[Stored data entries]
════

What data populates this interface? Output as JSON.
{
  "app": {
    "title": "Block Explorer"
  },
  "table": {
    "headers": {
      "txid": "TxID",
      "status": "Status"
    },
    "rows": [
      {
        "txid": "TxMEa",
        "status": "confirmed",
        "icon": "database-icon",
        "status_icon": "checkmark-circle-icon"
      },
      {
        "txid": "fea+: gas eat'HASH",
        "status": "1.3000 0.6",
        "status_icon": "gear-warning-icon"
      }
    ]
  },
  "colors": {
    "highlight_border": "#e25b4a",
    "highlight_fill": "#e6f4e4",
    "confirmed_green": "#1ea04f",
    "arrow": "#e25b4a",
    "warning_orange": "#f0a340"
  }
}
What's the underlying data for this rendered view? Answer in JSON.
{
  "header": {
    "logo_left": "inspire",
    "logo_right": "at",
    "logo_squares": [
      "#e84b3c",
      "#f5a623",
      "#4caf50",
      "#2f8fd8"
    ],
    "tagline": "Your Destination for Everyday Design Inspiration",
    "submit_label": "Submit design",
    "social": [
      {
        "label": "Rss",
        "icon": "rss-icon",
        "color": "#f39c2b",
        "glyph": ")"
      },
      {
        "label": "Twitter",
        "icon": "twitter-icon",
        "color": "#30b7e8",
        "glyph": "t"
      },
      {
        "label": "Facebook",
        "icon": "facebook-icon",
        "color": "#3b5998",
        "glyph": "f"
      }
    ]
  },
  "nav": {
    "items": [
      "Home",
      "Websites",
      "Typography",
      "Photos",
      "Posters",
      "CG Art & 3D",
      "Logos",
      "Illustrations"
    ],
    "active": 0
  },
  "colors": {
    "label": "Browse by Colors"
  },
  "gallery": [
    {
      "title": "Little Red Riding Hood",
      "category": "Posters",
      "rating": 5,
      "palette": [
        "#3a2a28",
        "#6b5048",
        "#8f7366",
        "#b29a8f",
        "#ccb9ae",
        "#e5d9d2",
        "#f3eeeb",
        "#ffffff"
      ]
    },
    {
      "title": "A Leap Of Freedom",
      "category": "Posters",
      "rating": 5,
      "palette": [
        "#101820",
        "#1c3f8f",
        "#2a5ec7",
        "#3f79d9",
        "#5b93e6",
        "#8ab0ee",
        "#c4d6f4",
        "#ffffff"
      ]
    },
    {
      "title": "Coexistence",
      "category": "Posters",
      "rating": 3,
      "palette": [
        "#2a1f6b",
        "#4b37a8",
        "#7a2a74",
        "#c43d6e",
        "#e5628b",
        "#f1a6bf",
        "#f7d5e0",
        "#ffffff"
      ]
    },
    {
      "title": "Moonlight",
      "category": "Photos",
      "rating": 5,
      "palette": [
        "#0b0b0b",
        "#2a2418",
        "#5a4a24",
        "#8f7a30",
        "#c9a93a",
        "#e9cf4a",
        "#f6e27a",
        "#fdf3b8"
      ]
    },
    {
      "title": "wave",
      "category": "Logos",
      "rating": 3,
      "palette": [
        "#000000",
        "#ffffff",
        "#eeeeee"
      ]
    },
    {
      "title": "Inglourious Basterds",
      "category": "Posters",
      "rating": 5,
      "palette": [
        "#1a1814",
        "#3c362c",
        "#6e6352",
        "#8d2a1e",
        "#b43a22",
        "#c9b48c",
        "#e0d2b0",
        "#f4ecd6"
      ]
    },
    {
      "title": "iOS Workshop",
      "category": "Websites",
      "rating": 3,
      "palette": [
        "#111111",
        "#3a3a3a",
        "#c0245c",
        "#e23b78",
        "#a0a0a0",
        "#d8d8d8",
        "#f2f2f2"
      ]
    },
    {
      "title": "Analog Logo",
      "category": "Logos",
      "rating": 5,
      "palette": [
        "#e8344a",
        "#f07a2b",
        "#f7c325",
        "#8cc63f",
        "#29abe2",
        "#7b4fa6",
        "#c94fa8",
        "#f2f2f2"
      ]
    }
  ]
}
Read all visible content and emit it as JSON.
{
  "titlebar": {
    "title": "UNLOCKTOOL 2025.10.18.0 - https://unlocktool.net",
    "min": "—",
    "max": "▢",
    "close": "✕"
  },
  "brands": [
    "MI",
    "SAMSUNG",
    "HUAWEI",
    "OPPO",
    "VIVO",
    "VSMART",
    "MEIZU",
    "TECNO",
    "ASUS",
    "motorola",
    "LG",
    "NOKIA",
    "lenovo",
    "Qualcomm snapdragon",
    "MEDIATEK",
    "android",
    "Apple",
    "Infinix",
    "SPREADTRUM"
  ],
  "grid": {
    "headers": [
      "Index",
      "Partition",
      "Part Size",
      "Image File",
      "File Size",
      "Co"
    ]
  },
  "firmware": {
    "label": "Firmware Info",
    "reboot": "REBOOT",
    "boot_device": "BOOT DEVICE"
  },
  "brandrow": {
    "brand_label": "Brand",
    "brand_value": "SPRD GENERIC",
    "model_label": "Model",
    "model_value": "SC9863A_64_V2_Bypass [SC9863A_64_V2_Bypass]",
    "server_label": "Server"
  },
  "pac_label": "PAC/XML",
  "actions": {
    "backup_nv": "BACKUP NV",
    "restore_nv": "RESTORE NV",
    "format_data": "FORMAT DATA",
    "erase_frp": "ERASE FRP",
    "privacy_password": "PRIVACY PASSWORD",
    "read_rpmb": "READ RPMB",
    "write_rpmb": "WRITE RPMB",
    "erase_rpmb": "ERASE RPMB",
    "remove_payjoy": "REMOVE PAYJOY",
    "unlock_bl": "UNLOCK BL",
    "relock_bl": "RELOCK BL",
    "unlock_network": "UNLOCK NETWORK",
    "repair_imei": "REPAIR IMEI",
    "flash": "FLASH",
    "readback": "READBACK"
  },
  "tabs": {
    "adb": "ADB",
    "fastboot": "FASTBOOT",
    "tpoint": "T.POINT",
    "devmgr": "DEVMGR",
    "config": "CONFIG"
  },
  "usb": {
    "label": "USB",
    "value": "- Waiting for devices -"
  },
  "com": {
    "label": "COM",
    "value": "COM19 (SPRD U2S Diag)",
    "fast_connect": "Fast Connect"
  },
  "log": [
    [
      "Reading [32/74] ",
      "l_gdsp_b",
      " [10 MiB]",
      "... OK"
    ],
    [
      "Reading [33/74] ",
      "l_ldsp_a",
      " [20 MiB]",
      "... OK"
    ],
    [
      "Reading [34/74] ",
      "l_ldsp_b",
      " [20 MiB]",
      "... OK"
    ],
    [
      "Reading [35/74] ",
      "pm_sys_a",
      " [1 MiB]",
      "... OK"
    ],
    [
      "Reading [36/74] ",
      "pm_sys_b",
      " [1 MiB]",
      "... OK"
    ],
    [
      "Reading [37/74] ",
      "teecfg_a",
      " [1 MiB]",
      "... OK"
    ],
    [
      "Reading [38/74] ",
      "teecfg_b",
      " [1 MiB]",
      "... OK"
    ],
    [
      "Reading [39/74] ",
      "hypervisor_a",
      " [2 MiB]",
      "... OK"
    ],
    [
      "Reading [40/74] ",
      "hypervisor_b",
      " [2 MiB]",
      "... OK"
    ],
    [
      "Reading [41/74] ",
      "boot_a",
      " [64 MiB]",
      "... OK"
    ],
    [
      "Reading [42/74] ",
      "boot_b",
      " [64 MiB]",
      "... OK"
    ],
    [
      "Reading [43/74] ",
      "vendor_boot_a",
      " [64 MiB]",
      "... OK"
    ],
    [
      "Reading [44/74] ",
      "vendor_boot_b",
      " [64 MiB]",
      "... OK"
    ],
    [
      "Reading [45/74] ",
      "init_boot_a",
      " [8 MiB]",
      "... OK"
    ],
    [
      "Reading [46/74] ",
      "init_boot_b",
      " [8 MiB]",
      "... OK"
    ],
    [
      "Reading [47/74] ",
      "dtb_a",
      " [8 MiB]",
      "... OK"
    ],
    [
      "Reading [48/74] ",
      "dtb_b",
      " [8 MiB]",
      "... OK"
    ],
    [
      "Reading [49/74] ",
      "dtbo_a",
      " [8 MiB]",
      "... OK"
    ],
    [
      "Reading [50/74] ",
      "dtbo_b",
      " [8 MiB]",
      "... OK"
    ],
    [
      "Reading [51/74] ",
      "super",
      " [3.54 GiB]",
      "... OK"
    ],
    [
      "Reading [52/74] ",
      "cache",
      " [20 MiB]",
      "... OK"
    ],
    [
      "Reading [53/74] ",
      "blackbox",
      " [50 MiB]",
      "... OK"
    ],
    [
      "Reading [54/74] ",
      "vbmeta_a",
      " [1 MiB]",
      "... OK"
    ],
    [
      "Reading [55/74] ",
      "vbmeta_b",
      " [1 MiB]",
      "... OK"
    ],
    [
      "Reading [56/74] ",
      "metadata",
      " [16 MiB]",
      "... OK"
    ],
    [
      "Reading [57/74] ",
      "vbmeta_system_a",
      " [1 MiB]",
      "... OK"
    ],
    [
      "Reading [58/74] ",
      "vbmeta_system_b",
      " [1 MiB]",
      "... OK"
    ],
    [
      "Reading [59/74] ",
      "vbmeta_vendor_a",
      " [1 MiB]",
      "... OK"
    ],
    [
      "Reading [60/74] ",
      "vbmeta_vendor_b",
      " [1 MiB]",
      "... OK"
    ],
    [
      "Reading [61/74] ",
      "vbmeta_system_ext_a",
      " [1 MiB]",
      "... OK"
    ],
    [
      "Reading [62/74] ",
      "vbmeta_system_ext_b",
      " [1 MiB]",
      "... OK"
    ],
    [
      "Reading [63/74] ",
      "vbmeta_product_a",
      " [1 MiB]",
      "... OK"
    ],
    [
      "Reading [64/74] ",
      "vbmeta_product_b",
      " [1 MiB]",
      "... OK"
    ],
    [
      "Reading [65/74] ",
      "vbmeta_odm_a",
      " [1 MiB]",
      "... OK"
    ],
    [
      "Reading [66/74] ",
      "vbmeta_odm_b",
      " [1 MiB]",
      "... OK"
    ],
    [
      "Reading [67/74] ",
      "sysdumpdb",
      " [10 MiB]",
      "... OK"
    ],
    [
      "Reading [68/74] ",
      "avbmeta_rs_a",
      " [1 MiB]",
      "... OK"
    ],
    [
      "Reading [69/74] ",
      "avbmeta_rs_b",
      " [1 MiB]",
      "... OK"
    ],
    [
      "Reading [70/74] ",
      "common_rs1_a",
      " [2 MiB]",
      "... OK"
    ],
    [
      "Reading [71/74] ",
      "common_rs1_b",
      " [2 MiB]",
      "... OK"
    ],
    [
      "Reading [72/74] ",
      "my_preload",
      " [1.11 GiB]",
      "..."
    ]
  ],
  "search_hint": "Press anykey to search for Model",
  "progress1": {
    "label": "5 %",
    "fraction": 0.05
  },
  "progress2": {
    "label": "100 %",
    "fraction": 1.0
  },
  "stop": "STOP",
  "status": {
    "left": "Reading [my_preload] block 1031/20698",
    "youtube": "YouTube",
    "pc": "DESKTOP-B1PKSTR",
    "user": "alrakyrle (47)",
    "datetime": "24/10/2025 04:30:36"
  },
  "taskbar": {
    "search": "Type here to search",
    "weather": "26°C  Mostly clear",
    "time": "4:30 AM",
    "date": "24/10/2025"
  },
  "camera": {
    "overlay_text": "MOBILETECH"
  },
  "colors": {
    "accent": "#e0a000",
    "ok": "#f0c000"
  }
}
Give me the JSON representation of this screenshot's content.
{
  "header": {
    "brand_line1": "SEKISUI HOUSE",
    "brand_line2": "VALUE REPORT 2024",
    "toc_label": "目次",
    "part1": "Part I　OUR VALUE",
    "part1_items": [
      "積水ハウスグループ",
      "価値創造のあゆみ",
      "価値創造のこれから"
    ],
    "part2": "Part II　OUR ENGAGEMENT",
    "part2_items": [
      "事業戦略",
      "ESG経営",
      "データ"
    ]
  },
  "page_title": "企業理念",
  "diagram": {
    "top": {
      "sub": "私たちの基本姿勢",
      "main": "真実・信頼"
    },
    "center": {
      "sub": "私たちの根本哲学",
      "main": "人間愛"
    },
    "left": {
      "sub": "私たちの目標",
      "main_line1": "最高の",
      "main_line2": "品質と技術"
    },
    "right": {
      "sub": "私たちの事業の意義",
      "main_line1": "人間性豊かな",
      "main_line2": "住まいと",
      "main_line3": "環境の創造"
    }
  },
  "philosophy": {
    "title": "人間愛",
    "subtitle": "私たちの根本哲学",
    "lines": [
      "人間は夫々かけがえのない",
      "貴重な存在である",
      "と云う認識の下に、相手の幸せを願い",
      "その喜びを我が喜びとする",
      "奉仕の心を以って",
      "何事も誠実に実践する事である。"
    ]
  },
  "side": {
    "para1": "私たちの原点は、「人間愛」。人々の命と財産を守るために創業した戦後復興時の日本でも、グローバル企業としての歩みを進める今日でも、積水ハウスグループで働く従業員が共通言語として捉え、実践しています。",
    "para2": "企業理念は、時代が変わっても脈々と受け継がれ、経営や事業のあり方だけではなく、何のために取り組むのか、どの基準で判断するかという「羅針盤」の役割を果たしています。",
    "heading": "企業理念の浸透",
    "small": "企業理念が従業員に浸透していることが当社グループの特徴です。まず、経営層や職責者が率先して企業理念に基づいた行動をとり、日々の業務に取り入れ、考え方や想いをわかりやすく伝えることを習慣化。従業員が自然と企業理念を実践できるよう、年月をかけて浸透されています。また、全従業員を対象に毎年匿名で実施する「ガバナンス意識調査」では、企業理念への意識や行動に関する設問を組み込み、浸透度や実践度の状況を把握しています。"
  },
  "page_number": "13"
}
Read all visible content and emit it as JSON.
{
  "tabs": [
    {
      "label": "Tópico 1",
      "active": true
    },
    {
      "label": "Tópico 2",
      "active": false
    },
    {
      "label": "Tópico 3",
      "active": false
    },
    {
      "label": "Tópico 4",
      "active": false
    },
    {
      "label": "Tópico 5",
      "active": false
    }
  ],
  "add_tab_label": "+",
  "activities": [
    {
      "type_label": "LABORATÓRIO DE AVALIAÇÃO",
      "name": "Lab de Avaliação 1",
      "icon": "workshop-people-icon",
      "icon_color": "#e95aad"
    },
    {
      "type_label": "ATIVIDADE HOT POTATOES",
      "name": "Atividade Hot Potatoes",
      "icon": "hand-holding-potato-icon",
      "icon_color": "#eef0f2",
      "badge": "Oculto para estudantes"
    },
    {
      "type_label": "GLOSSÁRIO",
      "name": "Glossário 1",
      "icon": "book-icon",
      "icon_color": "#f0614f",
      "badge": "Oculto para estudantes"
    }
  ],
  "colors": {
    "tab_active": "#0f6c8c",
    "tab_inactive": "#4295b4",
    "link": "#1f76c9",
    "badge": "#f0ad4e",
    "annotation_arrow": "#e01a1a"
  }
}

════

Look for lines containing the string "What" and copy them all.

-- Exercise output --
What data populates this interface? Output as JSON.
What's the underlying data for this rendered view? Answer in JSON.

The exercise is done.